Check each line of the listing for the word "Chicago" and give only the number of lines that have it.

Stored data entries
----

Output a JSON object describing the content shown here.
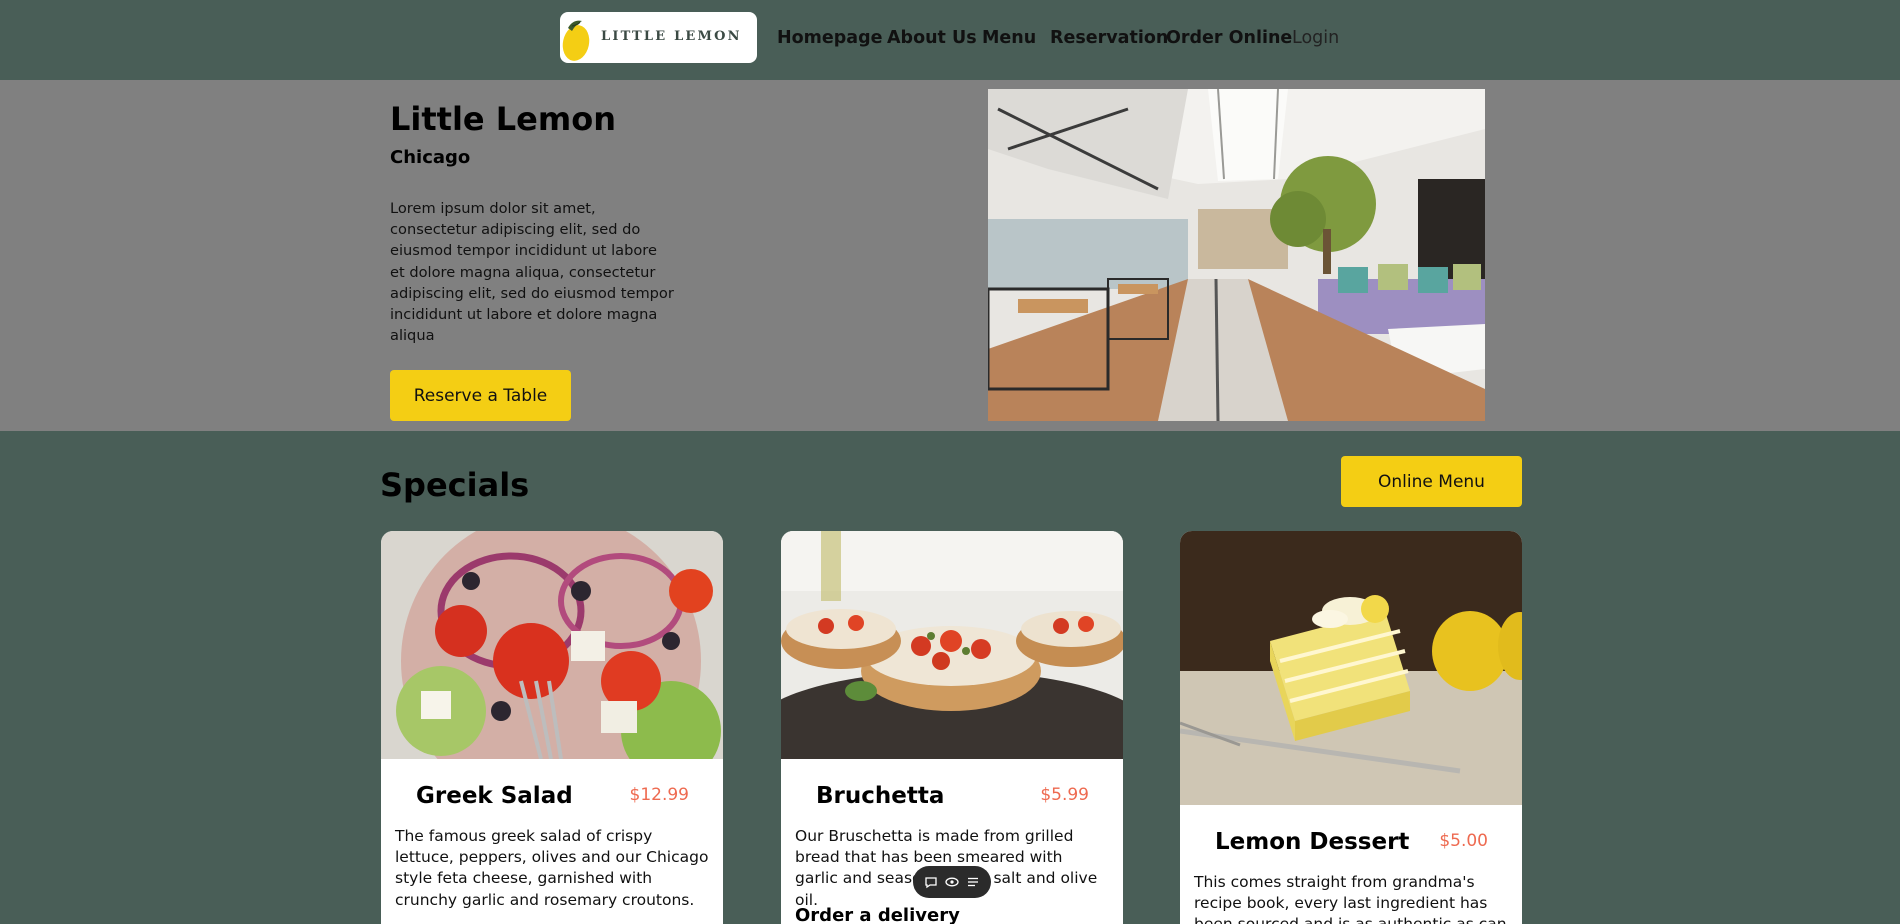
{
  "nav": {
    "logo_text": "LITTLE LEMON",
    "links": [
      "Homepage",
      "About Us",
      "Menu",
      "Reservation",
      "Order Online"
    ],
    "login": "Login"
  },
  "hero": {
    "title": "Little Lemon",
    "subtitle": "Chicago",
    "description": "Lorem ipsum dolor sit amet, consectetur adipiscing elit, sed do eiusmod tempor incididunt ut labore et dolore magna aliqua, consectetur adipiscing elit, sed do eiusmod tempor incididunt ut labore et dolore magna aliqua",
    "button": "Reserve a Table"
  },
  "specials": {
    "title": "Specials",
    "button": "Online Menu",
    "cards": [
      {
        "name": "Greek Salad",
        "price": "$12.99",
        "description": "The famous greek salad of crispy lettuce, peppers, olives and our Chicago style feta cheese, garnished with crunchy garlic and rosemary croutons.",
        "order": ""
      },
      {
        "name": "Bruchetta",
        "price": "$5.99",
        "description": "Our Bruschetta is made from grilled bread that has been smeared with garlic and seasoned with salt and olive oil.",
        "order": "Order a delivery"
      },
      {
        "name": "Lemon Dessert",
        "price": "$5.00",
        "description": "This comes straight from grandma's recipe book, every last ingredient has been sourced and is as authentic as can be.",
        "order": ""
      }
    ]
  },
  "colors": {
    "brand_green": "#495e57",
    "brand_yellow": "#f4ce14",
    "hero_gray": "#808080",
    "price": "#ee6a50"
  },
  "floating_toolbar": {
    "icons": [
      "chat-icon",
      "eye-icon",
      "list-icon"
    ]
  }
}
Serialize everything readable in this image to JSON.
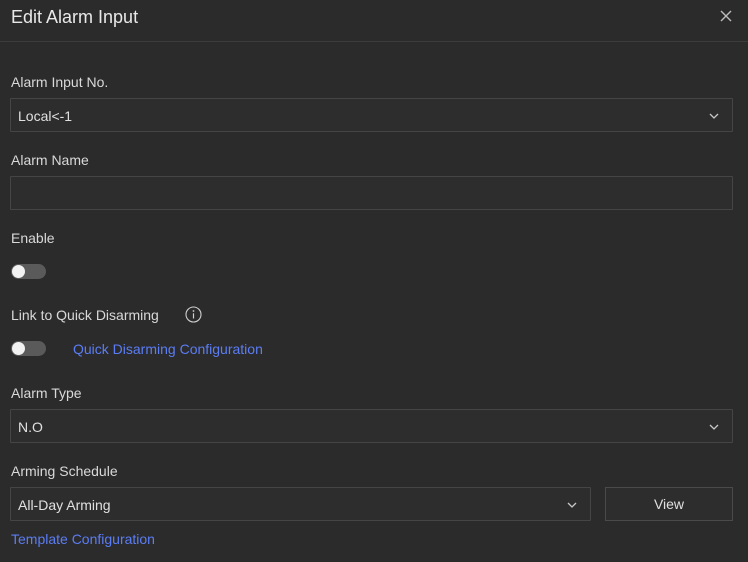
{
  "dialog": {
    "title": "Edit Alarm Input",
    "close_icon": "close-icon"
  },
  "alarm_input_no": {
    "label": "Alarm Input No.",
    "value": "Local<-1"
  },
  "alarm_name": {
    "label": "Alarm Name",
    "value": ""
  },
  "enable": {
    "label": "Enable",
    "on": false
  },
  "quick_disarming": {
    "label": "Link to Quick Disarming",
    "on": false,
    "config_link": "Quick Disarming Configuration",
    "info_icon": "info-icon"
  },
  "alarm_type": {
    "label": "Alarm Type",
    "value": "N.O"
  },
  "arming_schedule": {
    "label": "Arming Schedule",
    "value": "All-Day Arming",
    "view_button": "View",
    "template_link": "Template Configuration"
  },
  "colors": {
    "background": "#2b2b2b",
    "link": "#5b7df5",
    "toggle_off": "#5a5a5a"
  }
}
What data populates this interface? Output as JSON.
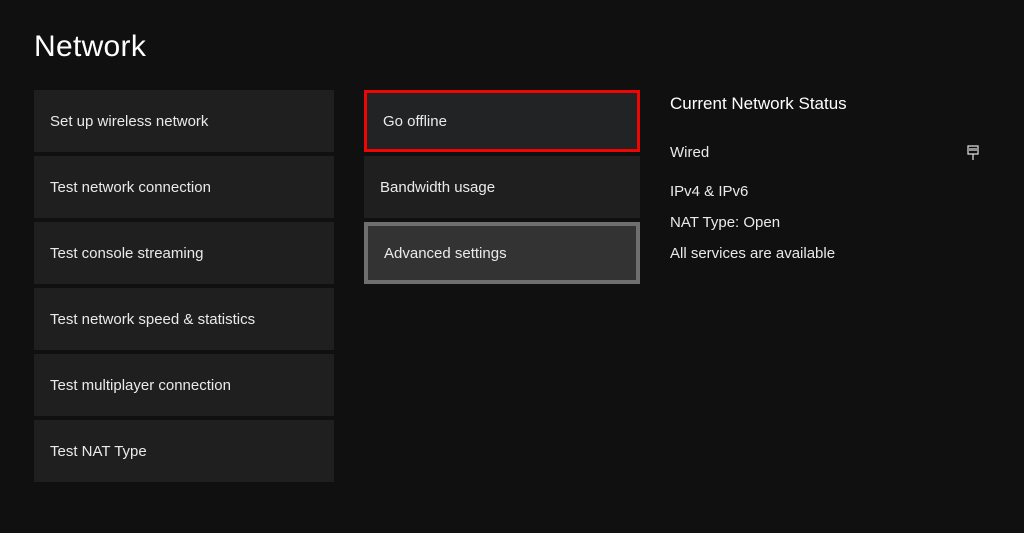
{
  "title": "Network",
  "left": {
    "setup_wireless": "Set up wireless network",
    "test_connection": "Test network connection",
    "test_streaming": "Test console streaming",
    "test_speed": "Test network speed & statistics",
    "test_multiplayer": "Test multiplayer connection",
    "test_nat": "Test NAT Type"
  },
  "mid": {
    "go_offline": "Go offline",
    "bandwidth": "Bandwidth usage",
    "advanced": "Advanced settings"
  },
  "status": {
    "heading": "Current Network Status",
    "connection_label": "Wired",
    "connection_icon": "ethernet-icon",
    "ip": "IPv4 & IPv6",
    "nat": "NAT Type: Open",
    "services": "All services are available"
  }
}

----

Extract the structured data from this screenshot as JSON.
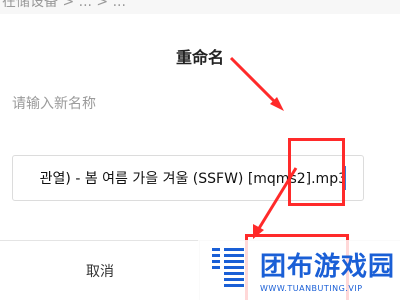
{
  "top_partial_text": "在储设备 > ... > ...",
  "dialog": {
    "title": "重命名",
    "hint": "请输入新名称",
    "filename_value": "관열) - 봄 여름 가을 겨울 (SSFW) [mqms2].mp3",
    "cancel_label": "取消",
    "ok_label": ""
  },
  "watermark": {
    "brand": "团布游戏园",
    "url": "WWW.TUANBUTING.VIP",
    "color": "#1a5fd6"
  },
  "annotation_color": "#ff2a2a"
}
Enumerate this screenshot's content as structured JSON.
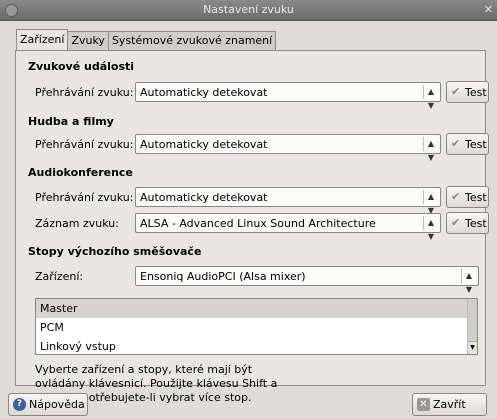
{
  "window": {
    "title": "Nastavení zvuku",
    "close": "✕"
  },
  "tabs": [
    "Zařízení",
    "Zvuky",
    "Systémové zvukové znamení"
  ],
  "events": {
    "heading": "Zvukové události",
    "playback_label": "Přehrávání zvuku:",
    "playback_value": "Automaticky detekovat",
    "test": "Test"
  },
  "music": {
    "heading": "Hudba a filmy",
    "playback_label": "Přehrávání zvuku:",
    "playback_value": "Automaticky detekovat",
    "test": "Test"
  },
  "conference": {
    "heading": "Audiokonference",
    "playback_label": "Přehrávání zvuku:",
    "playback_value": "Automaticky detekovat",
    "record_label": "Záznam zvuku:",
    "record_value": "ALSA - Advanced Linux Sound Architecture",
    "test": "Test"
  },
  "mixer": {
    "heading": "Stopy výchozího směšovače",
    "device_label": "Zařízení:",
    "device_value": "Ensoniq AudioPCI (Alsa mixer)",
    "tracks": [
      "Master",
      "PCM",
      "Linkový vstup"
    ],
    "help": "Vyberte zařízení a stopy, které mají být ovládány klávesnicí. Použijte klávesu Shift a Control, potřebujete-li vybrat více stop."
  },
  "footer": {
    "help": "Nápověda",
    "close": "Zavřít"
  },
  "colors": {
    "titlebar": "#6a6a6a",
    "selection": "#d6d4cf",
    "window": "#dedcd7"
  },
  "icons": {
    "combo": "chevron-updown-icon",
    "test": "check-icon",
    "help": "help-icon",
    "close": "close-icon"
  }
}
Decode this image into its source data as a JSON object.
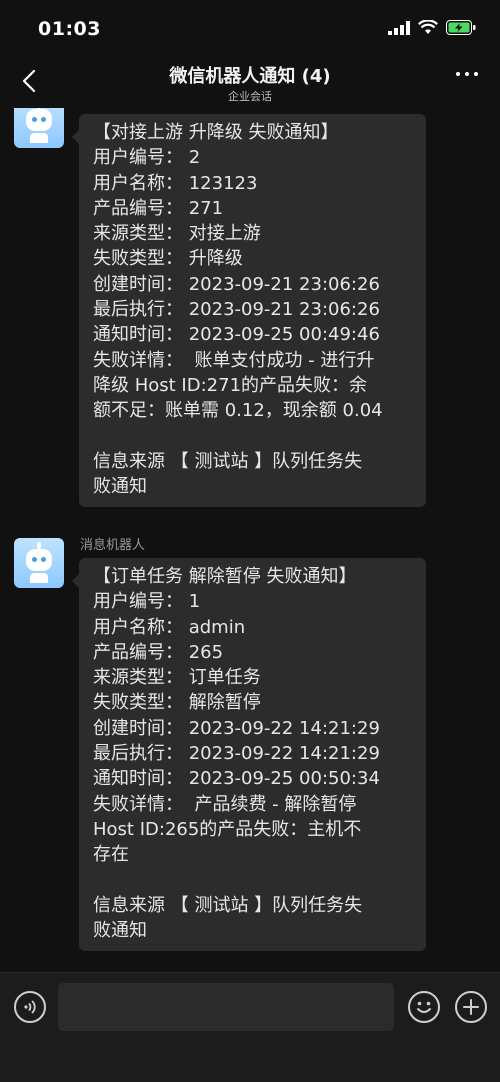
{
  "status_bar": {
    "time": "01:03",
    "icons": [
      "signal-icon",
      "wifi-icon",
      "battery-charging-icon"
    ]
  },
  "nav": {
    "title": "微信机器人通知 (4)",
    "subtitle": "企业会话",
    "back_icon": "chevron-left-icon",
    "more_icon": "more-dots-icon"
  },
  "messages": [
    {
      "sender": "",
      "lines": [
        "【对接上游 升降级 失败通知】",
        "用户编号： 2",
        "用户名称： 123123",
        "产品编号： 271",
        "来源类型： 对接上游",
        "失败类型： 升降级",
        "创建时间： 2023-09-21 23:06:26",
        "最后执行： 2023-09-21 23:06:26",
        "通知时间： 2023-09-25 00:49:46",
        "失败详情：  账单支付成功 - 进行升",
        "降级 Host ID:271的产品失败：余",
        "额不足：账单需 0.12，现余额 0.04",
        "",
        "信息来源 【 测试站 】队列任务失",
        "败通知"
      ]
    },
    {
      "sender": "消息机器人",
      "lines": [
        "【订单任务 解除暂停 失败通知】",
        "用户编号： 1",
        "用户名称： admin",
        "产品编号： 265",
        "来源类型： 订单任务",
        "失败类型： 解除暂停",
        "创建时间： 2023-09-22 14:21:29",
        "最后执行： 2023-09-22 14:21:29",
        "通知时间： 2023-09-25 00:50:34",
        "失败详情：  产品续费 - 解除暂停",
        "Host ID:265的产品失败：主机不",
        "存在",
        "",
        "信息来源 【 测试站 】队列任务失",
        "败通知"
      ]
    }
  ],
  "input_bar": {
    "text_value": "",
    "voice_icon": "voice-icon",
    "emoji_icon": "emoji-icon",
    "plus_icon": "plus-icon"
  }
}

----

▸ Response to the exercise:
2